━━━ Information given

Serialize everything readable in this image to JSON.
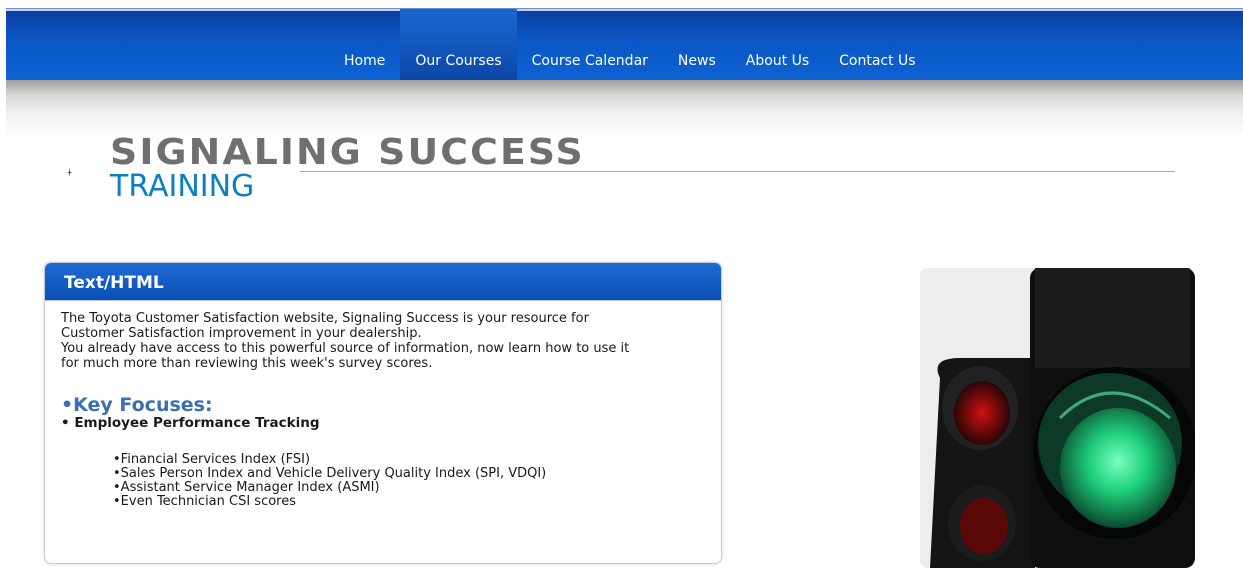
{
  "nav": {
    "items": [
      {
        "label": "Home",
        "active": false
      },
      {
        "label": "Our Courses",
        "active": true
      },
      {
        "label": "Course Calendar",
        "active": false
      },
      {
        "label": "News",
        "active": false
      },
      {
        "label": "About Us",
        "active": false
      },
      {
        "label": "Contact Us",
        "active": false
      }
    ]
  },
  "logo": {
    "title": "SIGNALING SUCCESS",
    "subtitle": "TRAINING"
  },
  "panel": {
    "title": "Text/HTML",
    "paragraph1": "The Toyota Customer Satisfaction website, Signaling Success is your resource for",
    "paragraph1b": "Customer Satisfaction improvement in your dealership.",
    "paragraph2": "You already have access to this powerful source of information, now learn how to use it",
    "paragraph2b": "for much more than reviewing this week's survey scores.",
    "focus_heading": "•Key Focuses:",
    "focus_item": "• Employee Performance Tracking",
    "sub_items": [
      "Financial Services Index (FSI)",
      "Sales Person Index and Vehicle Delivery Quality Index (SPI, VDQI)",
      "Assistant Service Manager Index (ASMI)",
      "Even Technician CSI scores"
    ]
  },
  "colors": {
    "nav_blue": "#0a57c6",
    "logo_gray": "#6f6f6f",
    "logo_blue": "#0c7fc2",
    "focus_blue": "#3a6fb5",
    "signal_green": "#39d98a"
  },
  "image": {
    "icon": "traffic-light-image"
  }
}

━━━━━━

→ **What to produce**
Could you reproduce every record above exactly, leaving out the pictures?

→ **Exercise answer**
Serialize everything readable in this image to JSON.
{
  "nav": {
    "items": [
      {
        "label": "Home",
        "active": false
      },
      {
        "label": "Our Courses",
        "active": true
      },
      {
        "label": "Course Calendar",
        "active": false
      },
      {
        "label": "News",
        "active": false
      },
      {
        "label": "About Us",
        "active": false
      },
      {
        "label": "Contact Us",
        "active": false
      }
    ]
  },
  "logo": {
    "title": "SIGNALING SUCCESS",
    "subtitle": "TRAINING"
  },
  "panel": {
    "title": "Text/HTML",
    "paragraph1": "The Toyota Customer Satisfaction website, Signaling Success is your resource for",
    "paragraph1b": "Customer Satisfaction improvement in your dealership.",
    "paragraph2": "You already have access to this powerful source of information, now learn how to use it",
    "paragraph2b": "for much more than reviewing this week's survey scores.",
    "focus_heading": "•Key Focuses:",
    "focus_item": "• Employee Performance Tracking",
    "sub_items": [
      "Financial Services Index (FSI)",
      "Sales Person Index and Vehicle Delivery Quality Index (SPI, VDQI)",
      "Assistant Service Manager Index (ASMI)",
      "Even Technician CSI scores"
    ]
  },
  "colors": {
    "nav_blue": "#0a57c6",
    "logo_gray": "#6f6f6f",
    "logo_blue": "#0c7fc2",
    "focus_blue": "#3a6fb5",
    "signal_green": "#39d98a"
  },
  "image": {
    "icon": "traffic-light-image"
  }
}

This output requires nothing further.